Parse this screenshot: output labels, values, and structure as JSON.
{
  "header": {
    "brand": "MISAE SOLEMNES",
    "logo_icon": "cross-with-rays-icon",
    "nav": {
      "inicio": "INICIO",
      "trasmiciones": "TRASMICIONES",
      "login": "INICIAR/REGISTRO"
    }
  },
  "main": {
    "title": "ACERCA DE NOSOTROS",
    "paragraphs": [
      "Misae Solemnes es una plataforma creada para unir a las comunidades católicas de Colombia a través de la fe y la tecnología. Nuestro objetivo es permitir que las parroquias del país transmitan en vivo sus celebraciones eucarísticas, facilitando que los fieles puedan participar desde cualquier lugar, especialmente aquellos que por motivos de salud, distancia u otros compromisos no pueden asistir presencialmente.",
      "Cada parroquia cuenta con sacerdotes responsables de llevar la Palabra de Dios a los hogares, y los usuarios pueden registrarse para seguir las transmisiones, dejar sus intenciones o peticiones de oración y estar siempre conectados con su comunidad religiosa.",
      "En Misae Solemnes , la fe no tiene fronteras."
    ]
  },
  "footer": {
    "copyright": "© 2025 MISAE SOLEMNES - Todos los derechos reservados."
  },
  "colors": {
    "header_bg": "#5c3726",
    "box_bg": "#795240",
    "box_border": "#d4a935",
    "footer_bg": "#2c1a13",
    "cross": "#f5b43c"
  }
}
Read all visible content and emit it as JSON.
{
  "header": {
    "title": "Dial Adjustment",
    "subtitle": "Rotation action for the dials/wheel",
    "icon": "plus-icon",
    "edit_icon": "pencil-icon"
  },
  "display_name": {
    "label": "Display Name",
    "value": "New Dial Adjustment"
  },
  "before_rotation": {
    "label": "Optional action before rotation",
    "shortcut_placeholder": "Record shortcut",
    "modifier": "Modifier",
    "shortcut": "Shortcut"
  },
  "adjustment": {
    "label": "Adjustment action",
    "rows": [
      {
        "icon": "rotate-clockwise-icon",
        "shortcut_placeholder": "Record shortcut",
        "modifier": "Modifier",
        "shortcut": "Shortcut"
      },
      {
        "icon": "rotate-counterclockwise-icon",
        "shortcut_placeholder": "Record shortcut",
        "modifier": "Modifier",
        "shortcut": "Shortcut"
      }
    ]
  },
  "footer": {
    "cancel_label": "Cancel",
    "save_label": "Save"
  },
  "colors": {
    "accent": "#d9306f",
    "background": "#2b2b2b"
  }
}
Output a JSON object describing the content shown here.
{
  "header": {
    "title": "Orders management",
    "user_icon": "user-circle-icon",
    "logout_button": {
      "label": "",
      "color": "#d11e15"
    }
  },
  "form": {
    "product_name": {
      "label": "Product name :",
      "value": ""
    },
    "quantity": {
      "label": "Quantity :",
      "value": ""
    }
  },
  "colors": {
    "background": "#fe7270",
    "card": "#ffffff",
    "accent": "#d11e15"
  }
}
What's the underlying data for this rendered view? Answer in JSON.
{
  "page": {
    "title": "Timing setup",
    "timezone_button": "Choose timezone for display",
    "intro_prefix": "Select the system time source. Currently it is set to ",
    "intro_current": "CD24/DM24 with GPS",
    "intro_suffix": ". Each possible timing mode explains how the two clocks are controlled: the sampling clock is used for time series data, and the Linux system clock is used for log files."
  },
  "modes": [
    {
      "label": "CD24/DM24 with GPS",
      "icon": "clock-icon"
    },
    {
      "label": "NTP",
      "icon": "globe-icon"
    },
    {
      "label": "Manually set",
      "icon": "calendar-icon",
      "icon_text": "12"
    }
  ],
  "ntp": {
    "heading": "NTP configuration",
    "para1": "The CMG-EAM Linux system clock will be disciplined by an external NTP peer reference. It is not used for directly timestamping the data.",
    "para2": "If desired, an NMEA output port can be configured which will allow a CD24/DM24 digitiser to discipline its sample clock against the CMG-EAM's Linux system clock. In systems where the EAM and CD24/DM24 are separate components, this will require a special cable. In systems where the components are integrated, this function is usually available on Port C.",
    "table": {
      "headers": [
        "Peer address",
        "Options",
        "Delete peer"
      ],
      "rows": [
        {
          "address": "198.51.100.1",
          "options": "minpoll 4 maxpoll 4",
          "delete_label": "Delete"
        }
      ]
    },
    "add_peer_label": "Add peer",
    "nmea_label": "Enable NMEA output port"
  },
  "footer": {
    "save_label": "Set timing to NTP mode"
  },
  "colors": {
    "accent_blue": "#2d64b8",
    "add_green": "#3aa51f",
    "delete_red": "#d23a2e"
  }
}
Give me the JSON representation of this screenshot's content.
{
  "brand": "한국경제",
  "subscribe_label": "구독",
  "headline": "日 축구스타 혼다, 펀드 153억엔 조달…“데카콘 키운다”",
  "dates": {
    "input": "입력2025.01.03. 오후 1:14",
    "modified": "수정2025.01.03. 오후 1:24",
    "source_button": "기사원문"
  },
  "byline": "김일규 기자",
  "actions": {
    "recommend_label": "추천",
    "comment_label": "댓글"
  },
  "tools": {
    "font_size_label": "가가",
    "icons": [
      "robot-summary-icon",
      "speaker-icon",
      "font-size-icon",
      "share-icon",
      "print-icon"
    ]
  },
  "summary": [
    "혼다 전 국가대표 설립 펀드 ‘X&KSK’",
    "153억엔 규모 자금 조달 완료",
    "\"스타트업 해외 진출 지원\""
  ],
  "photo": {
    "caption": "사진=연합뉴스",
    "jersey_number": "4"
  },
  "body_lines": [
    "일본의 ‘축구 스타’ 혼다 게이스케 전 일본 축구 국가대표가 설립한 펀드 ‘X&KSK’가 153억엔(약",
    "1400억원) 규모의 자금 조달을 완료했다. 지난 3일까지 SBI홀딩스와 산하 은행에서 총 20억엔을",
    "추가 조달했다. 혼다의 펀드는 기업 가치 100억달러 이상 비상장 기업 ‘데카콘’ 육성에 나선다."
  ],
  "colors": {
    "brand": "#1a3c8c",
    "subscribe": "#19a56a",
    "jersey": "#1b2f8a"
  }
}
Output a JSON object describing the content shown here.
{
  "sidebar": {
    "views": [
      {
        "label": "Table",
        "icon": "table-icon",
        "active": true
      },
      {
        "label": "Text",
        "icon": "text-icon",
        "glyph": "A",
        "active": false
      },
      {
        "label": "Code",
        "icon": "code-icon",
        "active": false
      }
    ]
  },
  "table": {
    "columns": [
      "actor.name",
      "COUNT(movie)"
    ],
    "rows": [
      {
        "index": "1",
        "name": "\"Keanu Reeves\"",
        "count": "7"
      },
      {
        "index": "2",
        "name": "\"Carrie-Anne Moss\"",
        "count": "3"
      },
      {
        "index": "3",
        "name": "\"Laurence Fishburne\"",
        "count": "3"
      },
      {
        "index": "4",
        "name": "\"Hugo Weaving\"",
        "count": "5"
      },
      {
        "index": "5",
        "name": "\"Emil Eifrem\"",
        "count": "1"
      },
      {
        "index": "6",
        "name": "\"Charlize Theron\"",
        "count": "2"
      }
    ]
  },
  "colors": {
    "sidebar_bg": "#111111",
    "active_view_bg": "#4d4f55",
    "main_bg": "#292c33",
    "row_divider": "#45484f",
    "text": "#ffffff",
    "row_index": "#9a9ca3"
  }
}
........
Your task - Reproduce each entry above exactly, keeping every word.

Correct answer -
Parse this screenshot: output labels, values, and structure as JSON.
{
  "header": {
    "brand": "MISAE SOLEMNES",
    "logo_icon": "cross-with-rays-icon",
    "nav": {
      "inicio": "INICIO",
      "trasmiciones": "TRASMICIONES",
      "login": "INICIAR/REGISTRO"
    }
  },
  "main": {
    "title": "ACERCA DE NOSOTROS",
    "paragraphs": [
      "Misae Solemnes es una plataforma creada para unir a las comunidades católicas de Colombia a través de la fe y la tecnología. Nuestro objetivo es permitir que las parroquias del país transmitan en vivo sus celebraciones eucarísticas, facilitando que los fieles puedan participar desde cualquier lugar, especialmente aquellos que por motivos de salud, distancia u otros compromisos no pueden asistir presencialmente.",
      "Cada parroquia cuenta con sacerdotes responsables de llevar la Palabra de Dios a los hogares, y los usuarios pueden registrarse para seguir las transmisiones, dejar sus intenciones o peticiones de oración y estar siempre conectados con su comunidad religiosa.",
      "En Misae Solemnes , la fe no tiene fronteras."
    ]
  },
  "footer": {
    "copyright": "© 2025 MISAE SOLEMNES - Todos los derechos reservados."
  },
  "colors": {
    "header_bg": "#5c3726",
    "box_bg": "#795240",
    "box_border": "#d4a935",
    "footer_bg": "#2c1a13",
    "cross": "#f5b43c"
  }
}
Read all visible content and emit it as JSON.
{
  "header": {
    "title": "Dial Adjustment",
    "subtitle": "Rotation action for the dials/wheel",
    "icon": "plus-icon",
    "edit_icon": "pencil-icon"
  },
  "display_name": {
    "label": "Display Name",
    "value": "New Dial Adjustment"
  },
  "before_rotation": {
    "label": "Optional action before rotation",
    "shortcut_placeholder": "Record shortcut",
    "modifier": "Modifier",
    "shortcut": "Shortcut"
  },
  "adjustment": {
    "label": "Adjustment action",
    "rows": [
      {
        "icon": "rotate-clockwise-icon",
        "shortcut_placeholder": "Record shortcut",
        "modifier": "Modifier",
        "shortcut": "Shortcut"
      },
      {
        "icon": "rotate-counterclockwise-icon",
        "shortcut_placeholder": "Record shortcut",
        "modifier": "Modifier",
        "shortcut": "Shortcut"
      }
    ]
  },
  "footer": {
    "cancel_label": "Cancel",
    "save_label": "Save"
  },
  "colors": {
    "accent": "#d9306f",
    "background": "#2b2b2b"
  }
}
Output a JSON object describing the content shown here.
{
  "header": {
    "title": "Orders management",
    "user_icon": "user-circle-icon",
    "logout_button": {
      "label": "",
      "color": "#d11e15"
    }
  },
  "form": {
    "product_name": {
      "label": "Product name :",
      "value": ""
    },
    "quantity": {
      "label": "Quantity :",
      "value": ""
    }
  },
  "colors": {
    "background": "#fe7270",
    "card": "#ffffff",
    "accent": "#d11e15"
  }
}
What's the underlying data for this rendered view? Answer in JSON.
{
  "page": {
    "title": "Timing setup",
    "timezone_button": "Choose timezone for display",
    "intro_prefix": "Select the system time source. Currently it is set to ",
    "intro_current": "CD24/DM24 with GPS",
    "intro_suffix": ". Each possible timing mode explains how the two clocks are controlled: the sampling clock is used for time series data, and the Linux system clock is used for log files."
  },
  "modes": [
    {
      "label": "CD24/DM24 with GPS",
      "icon": "clock-icon"
    },
    {
      "label": "NTP",
      "icon": "globe-icon"
    },
    {
      "label": "Manually set",
      "icon": "calendar-icon",
      "icon_text": "12"
    }
  ],
  "ntp": {
    "heading": "NTP configuration",
    "para1": "The CMG-EAM Linux system clock will be disciplined by an external NTP peer reference. It is not used for directly timestamping the data.",
    "para2": "If desired, an NMEA output port can be configured which will allow a CD24/DM24 digitiser to discipline its sample clock against the CMG-EAM's Linux system clock. In systems where the EAM and CD24/DM24 are separate components, this will require a special cable. In systems where the components are integrated, this function is usually available on Port C.",
    "table": {
      "headers": [
        "Peer address",
        "Options",
        "Delete peer"
      ],
      "rows": [
        {
          "address": "198.51.100.1",
          "options": "minpoll 4 maxpoll 4",
          "delete_label": "Delete"
        }
      ]
    },
    "add_peer_label": "Add peer",
    "nmea_label": "Enable NMEA output port"
  },
  "footer": {
    "save_label": "Set timing to NTP mode"
  },
  "colors": {
    "accent_blue": "#2d64b8",
    "add_green": "#3aa51f",
    "delete_red": "#d23a2e"
  }
}
Give me the JSON representation of this screenshot's content.
{
  "brand": "한국경제",
  "subscribe_label": "구독",
  "headline": "日 축구스타 혼다, 펀드 153억엔 조달…“데카콘 키운다”",
  "dates": {
    "input": "입력2025.01.03. 오후 1:14",
    "modified": "수정2025.01.03. 오후 1:24",
    "source_button": "기사원문"
  },
  "byline": "김일규 기자",
  "actions": {
    "recommend_label": "추천",
    "comment_label": "댓글"
  },
  "tools": {
    "font_size_label": "가가",
    "icons": [
      "robot-summary-icon",
      "speaker-icon",
      "font-size-icon",
      "share-icon",
      "print-icon"
    ]
  },
  "summary": [
    "혼다 전 국가대표 설립 펀드 ‘X&KSK’",
    "153억엔 규모 자금 조달 완료",
    "\"스타트업 해외 진출 지원\""
  ],
  "photo": {
    "caption": "사진=연합뉴스",
    "jersey_number": "4"
  },
  "body_lines": [
    "일본의 ‘축구 스타’ 혼다 게이스케 전 일본 축구 국가대표가 설립한 펀드 ‘X&KSK’가 153억엔(약",
    "1400억원) 규모의 자금 조달을 완료했다. 지난 3일까지 SBI홀딩스와 산하 은행에서 총 20억엔을",
    "추가 조달했다. 혼다의 펀드는 기업 가치 100억달러 이상 비상장 기업 ‘데카콘’ 육성에 나선다."
  ],
  "colors": {
    "brand": "#1a3c8c",
    "subscribe": "#19a56a",
    "jersey": "#1b2f8a"
  }
}
Output a JSON object describing the content shown here.
{
  "sidebar": {
    "views": [
      {
        "label": "Table",
        "icon": "table-icon",
        "active": true
      },
      {
        "label": "Text",
        "icon": "text-icon",
        "glyph": "A",
        "active": false
      },
      {
        "label": "Code",
        "icon": "code-icon",
        "active": false
      }
    ]
  },
  "table": {
    "columns": [
      "actor.name",
      "COUNT(movie)"
    ],
    "rows": [
      {
        "index": "1",
        "name": "\"Keanu Reeves\"",
        "count": "7"
      },
      {
        "index": "2",
        "name": "\"Carrie-Anne Moss\"",
        "count": "3"
      },
      {
        "index": "3",
        "name": "\"Laurence Fishburne\"",
        "count": "3"
      },
      {
        "index": "4",
        "name": "\"Hugo Weaving\"",
        "count": "5"
      },
      {
        "index": "5",
        "name": "\"Emil Eifrem\"",
        "count": "1"
      },
      {
        "index": "6",
        "name": "\"Charlize Theron\"",
        "count": "2"
      }
    ]
  },
  "colors": {
    "sidebar_bg": "#111111",
    "active_view_bg": "#4d4f55",
    "main_bg": "#292c33",
    "row_divider": "#45484f",
    "text": "#ffffff",
    "row_index": "#9a9ca3"
  }
}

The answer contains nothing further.